Write the entries out again exactly as they stand, but without the pictures.

Material provided:
┄┄┄┄┄┄

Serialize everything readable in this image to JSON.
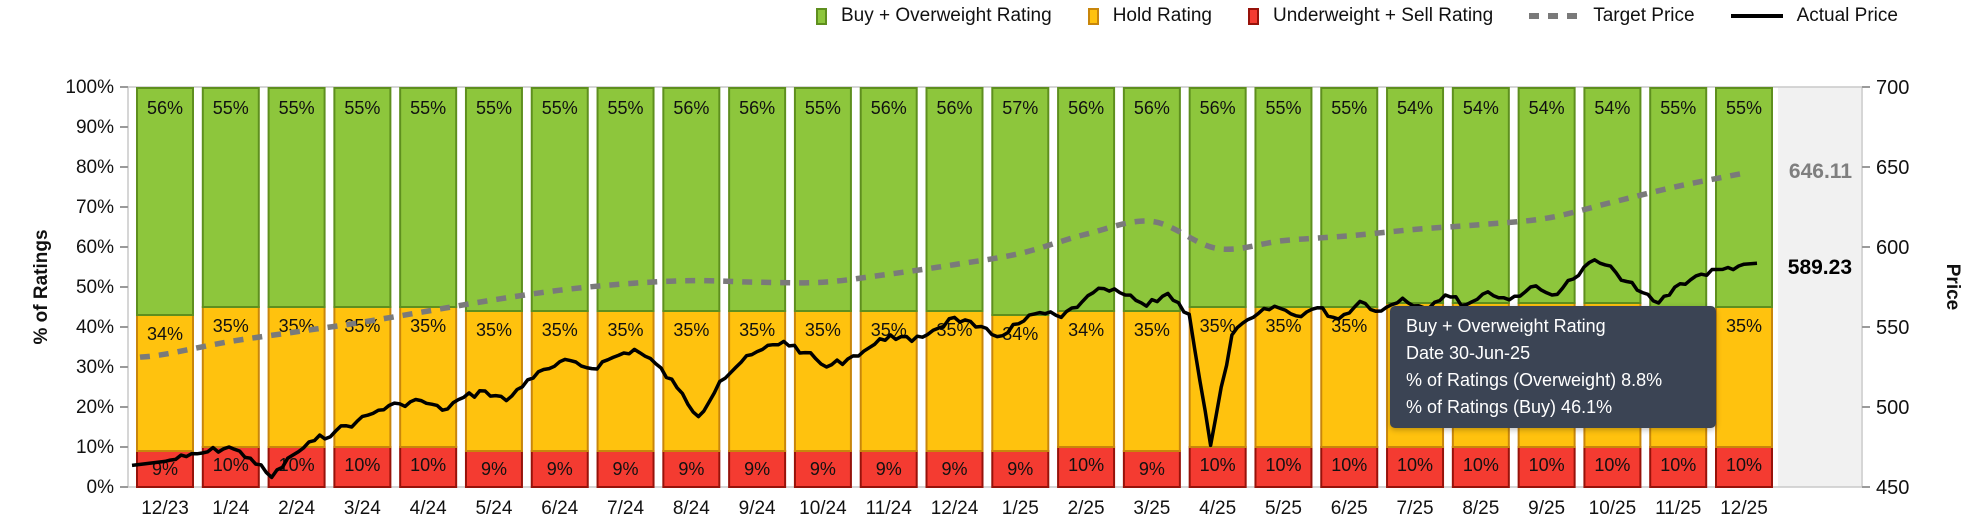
{
  "legend": {
    "items": [
      {
        "label": "Buy + Overweight Rating",
        "marker": "bar-swatch-icon",
        "type": "bar",
        "color": "#8dc63c",
        "border": "#5e8f1e"
      },
      {
        "label": "Hold Rating",
        "marker": "bar-swatch-icon",
        "type": "bar",
        "color": "#ffc20e",
        "border": "#c8860b"
      },
      {
        "label": "Underweight + Sell Rating",
        "marker": "bar-swatch-icon",
        "type": "bar",
        "color": "#f43b31",
        "border": "#97120a"
      },
      {
        "label": "Target Price",
        "marker": "dashed-line-icon",
        "type": "dash",
        "color": "#7a7a7a"
      },
      {
        "label": "Actual Price",
        "marker": "solid-line-icon",
        "type": "line",
        "color": "#000000"
      }
    ]
  },
  "tooltip": {
    "lines": [
      "Buy + Overweight Rating",
      "Date 30-Jun-25",
      "% of Ratings (Overweight) 8.8%",
      "% of Ratings (Buy) 46.1%"
    ],
    "bg": "#3b4454",
    "text_color": "#ffffff"
  },
  "callouts": {
    "target_price": "646.11",
    "target_color": "#7f7f7f",
    "actual_price": "589.23",
    "actual_color": "#000000"
  },
  "chart_data": {
    "type": "bar",
    "subtype": "stacked-bars-with-price-lines",
    "categories": [
      "12/23",
      "1/24",
      "2/24",
      "3/24",
      "4/24",
      "5/24",
      "6/24",
      "7/24",
      "8/24",
      "9/24",
      "10/24",
      "11/24",
      "12/24",
      "1/25",
      "2/25",
      "3/25",
      "4/25",
      "5/25",
      "6/25",
      "7/25",
      "8/25",
      "9/25",
      "10/25",
      "11/25",
      "12/25"
    ],
    "series": [
      {
        "name": "Buy + Overweight Rating",
        "render": "bar",
        "color": "#8dc63c",
        "border": "#5e8f1e",
        "values": [
          56,
          55,
          55,
          55,
          55,
          55,
          55,
          55,
          56,
          56,
          55,
          56,
          56,
          57,
          56,
          56,
          56,
          55,
          55,
          54,
          54,
          54,
          54,
          55,
          55
        ]
      },
      {
        "name": "Hold Rating",
        "render": "bar",
        "color": "#ffc20e",
        "border": "#c8860b",
        "values": [
          34,
          35,
          35,
          35,
          35,
          35,
          35,
          35,
          35,
          35,
          35,
          35,
          35,
          34,
          34,
          35,
          35,
          35,
          35,
          36,
          36,
          36,
          36,
          35,
          35
        ]
      },
      {
        "name": "Underweight + Sell Rating",
        "render": "bar",
        "color": "#f43b31",
        "border": "#97120a",
        "values": [
          9,
          10,
          10,
          10,
          10,
          9,
          9,
          9,
          9,
          9,
          9,
          9,
          9,
          9,
          10,
          9,
          10,
          10,
          10,
          10,
          10,
          10,
          10,
          10,
          10
        ]
      },
      {
        "name": "Target Price",
        "render": "line",
        "dashed": true,
        "color": "#7a7a7a",
        "axis": "right",
        "values": [
          533,
          541,
          547,
          553,
          560,
          567,
          573,
          577,
          579,
          578,
          578,
          583,
          589,
          596,
          608,
          616,
          599,
          604,
          607,
          611,
          614,
          618,
          628,
          638,
          646.11
        ]
      },
      {
        "name": "Actual Price",
        "render": "line",
        "dashed": false,
        "color": "#000000",
        "axis": "right",
        "points_per_category": 3,
        "values_fine": [
          466,
          469,
          472,
          475,
          468,
          456,
          470,
          479,
          485,
          491,
          498,
          502,
          504,
          498,
          506,
          510,
          504,
          517,
          524,
          529,
          524,
          531,
          536,
          527,
          512,
          494,
          516,
          528,
          536,
          541,
          534,
          525,
          530,
          537,
          545,
          541,
          548,
          556,
          550,
          544,
          552,
          559,
          556,
          566,
          574,
          570,
          563,
          571,
          558,
          476,
          545,
          556,
          563,
          557,
          562,
          555,
          566,
          560,
          568,
          562,
          570,
          564,
          572,
          567,
          575,
          570,
          580,
          592,
          584,
          573,
          565,
          577,
          583,
          586,
          589.23
        ]
      }
    ],
    "bar_label_suffix": "%",
    "left_axis": {
      "label": "% of Ratings",
      "min": 0,
      "max": 100,
      "tick_step": 10,
      "tick_labels": [
        "0%",
        "10%",
        "20%",
        "30%",
        "40%",
        "50%",
        "60%",
        "70%",
        "80%",
        "90%",
        "100%"
      ]
    },
    "right_axis": {
      "label": "Price",
      "min": 450,
      "max": 700,
      "tick_step": 50,
      "tick_labels": [
        "450",
        "500",
        "550",
        "600",
        "650",
        "700"
      ]
    },
    "grid": false,
    "legend_position": "top-right",
    "plot_band_color": "#f1f1f1"
  }
}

┄┄┄┄┄┄

Solution to this exercise:
Serialize everything readable in this image to JSON.
{
  "legend": {
    "items": [
      {
        "label": "Buy + Overweight Rating",
        "marker": "bar-swatch-icon",
        "type": "bar",
        "color": "#8dc63c",
        "border": "#5e8f1e"
      },
      {
        "label": "Hold Rating",
        "marker": "bar-swatch-icon",
        "type": "bar",
        "color": "#ffc20e",
        "border": "#c8860b"
      },
      {
        "label": "Underweight + Sell Rating",
        "marker": "bar-swatch-icon",
        "type": "bar",
        "color": "#f43b31",
        "border": "#97120a"
      },
      {
        "label": "Target Price",
        "marker": "dashed-line-icon",
        "type": "dash",
        "color": "#7a7a7a"
      },
      {
        "label": "Actual Price",
        "marker": "solid-line-icon",
        "type": "line",
        "color": "#000000"
      }
    ]
  },
  "tooltip": {
    "lines": [
      "Buy + Overweight Rating",
      "Date 30-Jun-25",
      "% of Ratings (Overweight) 8.8%",
      "% of Ratings (Buy) 46.1%"
    ],
    "bg": "#3b4454",
    "text_color": "#ffffff"
  },
  "callouts": {
    "target_price": "646.11",
    "target_color": "#7f7f7f",
    "actual_price": "589.23",
    "actual_color": "#000000"
  },
  "chart_data": {
    "type": "bar",
    "subtype": "stacked-bars-with-price-lines",
    "categories": [
      "12/23",
      "1/24",
      "2/24",
      "3/24",
      "4/24",
      "5/24",
      "6/24",
      "7/24",
      "8/24",
      "9/24",
      "10/24",
      "11/24",
      "12/24",
      "1/25",
      "2/25",
      "3/25",
      "4/25",
      "5/25",
      "6/25",
      "7/25",
      "8/25",
      "9/25",
      "10/25",
      "11/25",
      "12/25"
    ],
    "series": [
      {
        "name": "Buy + Overweight Rating",
        "render": "bar",
        "color": "#8dc63c",
        "border": "#5e8f1e",
        "values": [
          56,
          55,
          55,
          55,
          55,
          55,
          55,
          55,
          56,
          56,
          55,
          56,
          56,
          57,
          56,
          56,
          56,
          55,
          55,
          54,
          54,
          54,
          54,
          55,
          55
        ]
      },
      {
        "name": "Hold Rating",
        "render": "bar",
        "color": "#ffc20e",
        "border": "#c8860b",
        "values": [
          34,
          35,
          35,
          35,
          35,
          35,
          35,
          35,
          35,
          35,
          35,
          35,
          35,
          34,
          34,
          35,
          35,
          35,
          35,
          36,
          36,
          36,
          36,
          35,
          35
        ]
      },
      {
        "name": "Underweight + Sell Rating",
        "render": "bar",
        "color": "#f43b31",
        "border": "#97120a",
        "values": [
          9,
          10,
          10,
          10,
          10,
          9,
          9,
          9,
          9,
          9,
          9,
          9,
          9,
          9,
          10,
          9,
          10,
          10,
          10,
          10,
          10,
          10,
          10,
          10,
          10
        ]
      },
      {
        "name": "Target Price",
        "render": "line",
        "dashed": true,
        "color": "#7a7a7a",
        "axis": "right",
        "values": [
          533,
          541,
          547,
          553,
          560,
          567,
          573,
          577,
          579,
          578,
          578,
          583,
          589,
          596,
          608,
          616,
          599,
          604,
          607,
          611,
          614,
          618,
          628,
          638,
          646.11
        ]
      },
      {
        "name": "Actual Price",
        "render": "line",
        "dashed": false,
        "color": "#000000",
        "axis": "right",
        "points_per_category": 3,
        "values_fine": [
          466,
          469,
          472,
          475,
          468,
          456,
          470,
          479,
          485,
          491,
          498,
          502,
          504,
          498,
          506,
          510,
          504,
          517,
          524,
          529,
          524,
          531,
          536,
          527,
          512,
          494,
          516,
          528,
          536,
          541,
          534,
          525,
          530,
          537,
          545,
          541,
          548,
          556,
          550,
          544,
          552,
          559,
          556,
          566,
          574,
          570,
          563,
          571,
          558,
          476,
          545,
          556,
          563,
          557,
          562,
          555,
          566,
          560,
          568,
          562,
          570,
          564,
          572,
          567,
          575,
          570,
          580,
          592,
          584,
          573,
          565,
          577,
          583,
          586,
          589.23
        ]
      }
    ],
    "bar_label_suffix": "%",
    "left_axis": {
      "label": "% of Ratings",
      "min": 0,
      "max": 100,
      "tick_step": 10,
      "tick_labels": [
        "0%",
        "10%",
        "20%",
        "30%",
        "40%",
        "50%",
        "60%",
        "70%",
        "80%",
        "90%",
        "100%"
      ]
    },
    "right_axis": {
      "label": "Price",
      "min": 450,
      "max": 700,
      "tick_step": 50,
      "tick_labels": [
        "450",
        "500",
        "550",
        "600",
        "650",
        "700"
      ]
    },
    "grid": false,
    "legend_position": "top-right",
    "plot_band_color": "#f1f1f1"
  }
}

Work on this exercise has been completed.